### TASK PROMPT
From the entries that follow, pick out all lines holding "name".

### Dataset entries

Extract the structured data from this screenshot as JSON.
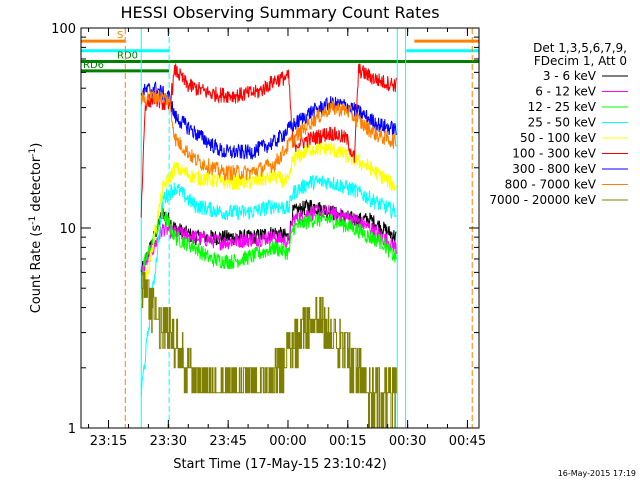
{
  "chart_data": {
    "type": "line",
    "title": "HESSI Observing Summary Count Rates",
    "xlabel": "Start Time (17-May-15 23:10:42)",
    "ylabel_main": "Count Rate (s",
    "ylabel_sup": "-1",
    "ylabel_tail": " detector",
    "ylabel_end": ")",
    "y_scale": "log",
    "ylim": [
      1,
      100
    ],
    "y_ticks": [
      {
        "value": 1,
        "label": "1"
      },
      {
        "value": 10,
        "label": "10"
      },
      {
        "value": 100,
        "label": "100"
      }
    ],
    "xlim_minutes": [
      -2.6,
      97.2
    ],
    "x_ticks": [
      {
        "t": 4.3,
        "label": "23:15"
      },
      {
        "t": 19.3,
        "label": "23:30"
      },
      {
        "t": 34.3,
        "label": "23:45"
      },
      {
        "t": 49.3,
        "label": "00:00"
      },
      {
        "t": 64.3,
        "label": "00:15"
      },
      {
        "t": 79.3,
        "label": "00:30"
      },
      {
        "t": 94.3,
        "label": "00:45"
      }
    ],
    "legend_header": [
      "Det 1,3,5,6,7,9,",
      "FDecim 1, Att 0"
    ],
    "legend_placement": "right",
    "series": [
      {
        "name": "3 - 6 keV",
        "color": "#000000",
        "pts": [
          [
            12.5,
            6
          ],
          [
            18,
            12
          ],
          [
            21,
            10
          ],
          [
            26,
            9
          ],
          [
            33,
            9
          ],
          [
            40,
            9
          ],
          [
            46,
            9.5
          ],
          [
            49.5,
            9
          ],
          [
            50.5,
            12
          ],
          [
            55,
            13
          ],
          [
            60,
            12
          ],
          [
            66,
            11
          ],
          [
            70,
            11
          ],
          [
            73,
            10
          ],
          [
            76.5,
            9
          ]
        ]
      },
      {
        "name": "6 - 12 keV",
        "color": "#ff00ff",
        "pts": [
          [
            12.5,
            6
          ],
          [
            18,
            10
          ],
          [
            21,
            9.5
          ],
          [
            26,
            9
          ],
          [
            33,
            8.5
          ],
          [
            40,
            8.8
          ],
          [
            46,
            9
          ],
          [
            49.5,
            8.5
          ],
          [
            50.5,
            11
          ],
          [
            55,
            12
          ],
          [
            60,
            12
          ],
          [
            66,
            11
          ],
          [
            70,
            10
          ],
          [
            73,
            9
          ],
          [
            76.5,
            8
          ]
        ]
      },
      {
        "name": "12 - 25 keV",
        "color": "#00ff00",
        "pts": [
          [
            12.5,
            6
          ],
          [
            18,
            12
          ],
          [
            21,
            9
          ],
          [
            26,
            8
          ],
          [
            30,
            7
          ],
          [
            35,
            6.8
          ],
          [
            40,
            7.2
          ],
          [
            46,
            8
          ],
          [
            49.5,
            7.5
          ],
          [
            50.5,
            10
          ],
          [
            55,
            11
          ],
          [
            60,
            11
          ],
          [
            66,
            10
          ],
          [
            70,
            9
          ],
          [
            73,
            8.5
          ],
          [
            76.5,
            7
          ]
        ]
      },
      {
        "name": "25 - 50 keV",
        "color": "#00ffff",
        "pts": [
          [
            12.5,
            1.5
          ],
          [
            18,
            14
          ],
          [
            21,
            16
          ],
          [
            26,
            13
          ],
          [
            33,
            12
          ],
          [
            40,
            12
          ],
          [
            46,
            13
          ],
          [
            49.5,
            12.5
          ],
          [
            50.5,
            15
          ],
          [
            55,
            17
          ],
          [
            60,
            17
          ],
          [
            66,
            15.5
          ],
          [
            70,
            14
          ],
          [
            73,
            13
          ],
          [
            76.5,
            12
          ]
        ]
      },
      {
        "name": "50 - 100 keV",
        "color": "#ffff00",
        "pts": [
          [
            12.5,
            4
          ],
          [
            18,
            16
          ],
          [
            21,
            20
          ],
          [
            26,
            18
          ],
          [
            33,
            17
          ],
          [
            40,
            17
          ],
          [
            46,
            18
          ],
          [
            49.5,
            17
          ],
          [
            50.5,
            22
          ],
          [
            55,
            25
          ],
          [
            60,
            25
          ],
          [
            66,
            22
          ],
          [
            70,
            20
          ],
          [
            73,
            18
          ],
          [
            76.5,
            16
          ]
        ]
      },
      {
        "name": "100 - 300 keV",
        "color": "#ff0000",
        "pts": [
          [
            12.5,
            12
          ],
          [
            13.5,
            42
          ],
          [
            16,
            45
          ],
          [
            19.5,
            40
          ],
          [
            21,
            62
          ],
          [
            24,
            52
          ],
          [
            30,
            47
          ],
          [
            36,
            46
          ],
          [
            42,
            48
          ],
          [
            46,
            55
          ],
          [
            49.5,
            57
          ],
          [
            50.5,
            26
          ],
          [
            55,
            28
          ],
          [
            60,
            30
          ],
          [
            64,
            28
          ],
          [
            66,
            22
          ],
          [
            67,
            62
          ],
          [
            70,
            57
          ],
          [
            73,
            54
          ],
          [
            76.5,
            52
          ]
        ]
      },
      {
        "name": "300 - 800 keV",
        "color": "#0000ff",
        "pts": [
          [
            12.5,
            48
          ],
          [
            16,
            50
          ],
          [
            19.5,
            45
          ],
          [
            21,
            36
          ],
          [
            26,
            30
          ],
          [
            33,
            24
          ],
          [
            40,
            24
          ],
          [
            46,
            27
          ],
          [
            50,
            32
          ],
          [
            55,
            38
          ],
          [
            60,
            42
          ],
          [
            64,
            41
          ],
          [
            68,
            37
          ],
          [
            72,
            33
          ],
          [
            76.5,
            31
          ]
        ]
      },
      {
        "name": "800 - 7000 keV",
        "color": "#ff8000",
        "pts": [
          [
            12.5,
            44
          ],
          [
            16,
            46
          ],
          [
            19.5,
            44
          ],
          [
            21,
            28
          ],
          [
            26,
            22
          ],
          [
            33,
            19
          ],
          [
            40,
            19
          ],
          [
            46,
            21
          ],
          [
            50,
            27
          ],
          [
            55,
            34
          ],
          [
            60,
            40
          ],
          [
            64,
            39
          ],
          [
            68,
            33
          ],
          [
            72,
            29
          ],
          [
            76.5,
            27
          ]
        ]
      },
      {
        "name": "7000 - 20000 keV",
        "color": "#808000",
        "pts": [
          [
            12.5,
            5
          ],
          [
            15,
            4
          ],
          [
            18,
            3
          ],
          [
            20,
            3
          ],
          [
            22,
            2.5
          ],
          [
            24,
            2
          ],
          [
            26,
            1.7
          ],
          [
            30,
            1.6
          ],
          [
            40,
            1.6
          ],
          [
            45,
            1.6
          ],
          [
            47,
            2
          ],
          [
            50,
            2.5
          ],
          [
            53,
            3
          ],
          [
            55,
            3.5
          ],
          [
            58,
            3.5
          ],
          [
            60,
            3
          ],
          [
            63,
            2.5
          ],
          [
            66,
            2
          ],
          [
            70,
            1.5
          ],
          [
            76.5,
            1.5
          ]
        ]
      }
    ],
    "segments": [
      {
        "label": "S",
        "color": "#ff8000",
        "y": 86,
        "t0": -2.6,
        "t1": 8.5
      },
      {
        "label": "",
        "color": "#ff8000",
        "y": 86,
        "t0": 81,
        "t1": 97.2
      },
      {
        "label": "",
        "color": "#00ffff",
        "y": 77,
        "t0": -2.6,
        "t1": 19.5
      },
      {
        "label": "",
        "color": "#00ffff",
        "y": 77,
        "t0": 79,
        "t1": 97.2
      },
      {
        "label": "RD0",
        "color": "#008000",
        "y": 68,
        "t0": -2.6,
        "t1": 97.2
      },
      {
        "label": "RD6",
        "color": "#008000",
        "y": 61,
        "t0": -2.6,
        "t1": 19.5
      }
    ],
    "vlines": [
      {
        "t": 8.5,
        "color": "#ff8000",
        "style": "dashed"
      },
      {
        "t": 19.5,
        "color": "#00ffff",
        "style": "dashed"
      },
      {
        "t": 95.5,
        "color": "#ff8000",
        "style": "dashed"
      },
      {
        "t": 76.7,
        "color": "#00ffff",
        "style": "solid"
      },
      {
        "t": 78.8,
        "color": "#00ffff",
        "style": "solid"
      },
      {
        "t": 12.5,
        "color": "#00ffff",
        "style": "solid"
      }
    ]
  },
  "footer": {
    "date_stamp": "16-May-2015 17:19"
  }
}
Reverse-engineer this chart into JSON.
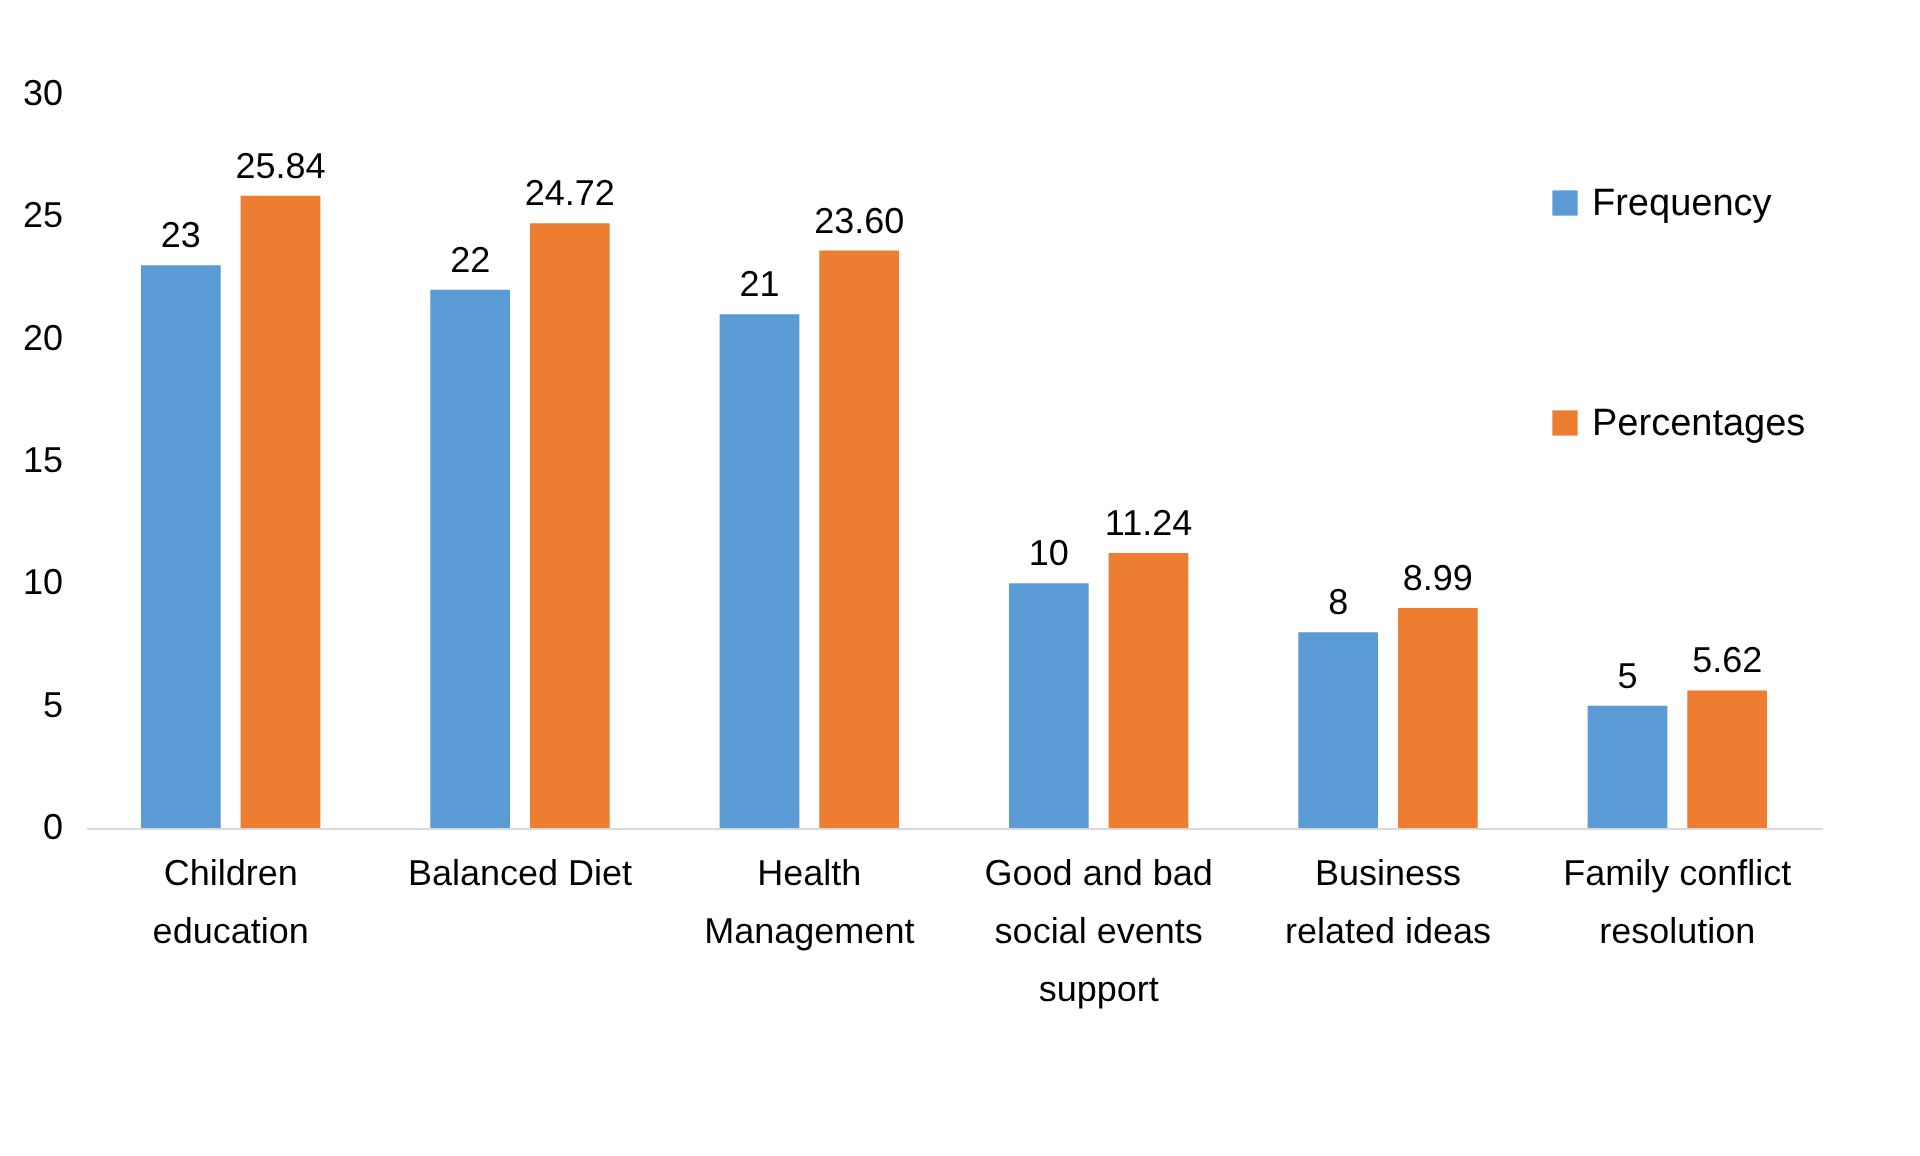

### OUTPUT OF THE TASK
        "name": "3 - 6 keV",
        "name": "6 - 12 keV",
        "name": "12 - 25 keV",
        "name": "25 - 50 keV",
        "name": "50 - 100 keV",
        "name": "100 - 300 keV",
        "name": "300 - 800 keV",
        "name": "800 - 7000 keV",
        "name": "7000 - 20000 keV",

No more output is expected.